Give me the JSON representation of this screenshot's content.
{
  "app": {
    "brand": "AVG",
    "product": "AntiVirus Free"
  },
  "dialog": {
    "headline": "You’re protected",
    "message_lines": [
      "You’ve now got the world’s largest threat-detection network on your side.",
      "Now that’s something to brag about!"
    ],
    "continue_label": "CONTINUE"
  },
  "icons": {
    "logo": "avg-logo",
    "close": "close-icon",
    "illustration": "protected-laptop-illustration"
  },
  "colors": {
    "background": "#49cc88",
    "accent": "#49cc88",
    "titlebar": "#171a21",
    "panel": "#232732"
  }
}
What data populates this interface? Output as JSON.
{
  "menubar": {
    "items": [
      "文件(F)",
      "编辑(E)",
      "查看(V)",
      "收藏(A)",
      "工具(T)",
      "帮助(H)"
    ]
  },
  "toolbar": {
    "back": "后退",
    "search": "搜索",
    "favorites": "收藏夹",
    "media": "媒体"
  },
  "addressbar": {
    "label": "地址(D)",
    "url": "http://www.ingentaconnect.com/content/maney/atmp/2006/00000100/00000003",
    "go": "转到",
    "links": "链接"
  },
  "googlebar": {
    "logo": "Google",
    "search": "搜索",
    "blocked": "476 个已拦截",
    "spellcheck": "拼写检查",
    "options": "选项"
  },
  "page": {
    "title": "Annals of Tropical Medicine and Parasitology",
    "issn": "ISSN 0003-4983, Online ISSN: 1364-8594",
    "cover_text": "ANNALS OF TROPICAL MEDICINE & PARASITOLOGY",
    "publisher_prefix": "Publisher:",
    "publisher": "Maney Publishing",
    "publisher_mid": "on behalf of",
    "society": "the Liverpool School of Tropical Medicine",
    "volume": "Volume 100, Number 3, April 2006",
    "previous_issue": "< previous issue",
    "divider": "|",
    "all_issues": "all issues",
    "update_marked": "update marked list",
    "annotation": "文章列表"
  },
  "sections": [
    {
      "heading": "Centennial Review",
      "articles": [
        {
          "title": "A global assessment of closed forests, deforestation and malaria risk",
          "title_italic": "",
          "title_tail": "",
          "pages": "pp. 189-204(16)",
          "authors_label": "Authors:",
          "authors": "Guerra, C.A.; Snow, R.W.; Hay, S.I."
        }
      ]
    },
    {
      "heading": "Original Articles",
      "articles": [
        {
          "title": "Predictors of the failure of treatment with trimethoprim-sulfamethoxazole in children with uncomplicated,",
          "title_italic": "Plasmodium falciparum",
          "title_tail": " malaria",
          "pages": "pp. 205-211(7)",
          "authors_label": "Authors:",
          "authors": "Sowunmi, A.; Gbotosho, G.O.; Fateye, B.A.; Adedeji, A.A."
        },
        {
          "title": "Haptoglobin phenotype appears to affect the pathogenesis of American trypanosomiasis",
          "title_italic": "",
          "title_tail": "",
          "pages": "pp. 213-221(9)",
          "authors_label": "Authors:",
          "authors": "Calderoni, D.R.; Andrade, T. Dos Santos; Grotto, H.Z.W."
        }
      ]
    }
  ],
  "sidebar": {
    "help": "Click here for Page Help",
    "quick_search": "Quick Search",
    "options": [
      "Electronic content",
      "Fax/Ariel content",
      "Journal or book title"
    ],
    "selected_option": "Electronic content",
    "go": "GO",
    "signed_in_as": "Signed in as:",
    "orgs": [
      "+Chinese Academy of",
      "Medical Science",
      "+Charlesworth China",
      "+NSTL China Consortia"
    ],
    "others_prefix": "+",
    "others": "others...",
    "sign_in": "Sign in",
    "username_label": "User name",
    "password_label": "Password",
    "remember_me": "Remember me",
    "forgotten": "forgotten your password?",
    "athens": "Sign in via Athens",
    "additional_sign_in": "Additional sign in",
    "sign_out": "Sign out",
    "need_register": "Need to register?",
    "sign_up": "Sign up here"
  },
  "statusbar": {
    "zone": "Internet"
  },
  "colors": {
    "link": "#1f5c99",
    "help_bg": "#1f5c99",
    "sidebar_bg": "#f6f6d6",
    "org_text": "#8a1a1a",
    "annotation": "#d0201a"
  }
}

● ● ● ● ● ● ●

EXERCISE GOAL:
Show each line of the listing that holds the string "protected".

TASK OUTPUT:
    "headline": "You’re protected",
    "illustration": "protected-laptop-illustration"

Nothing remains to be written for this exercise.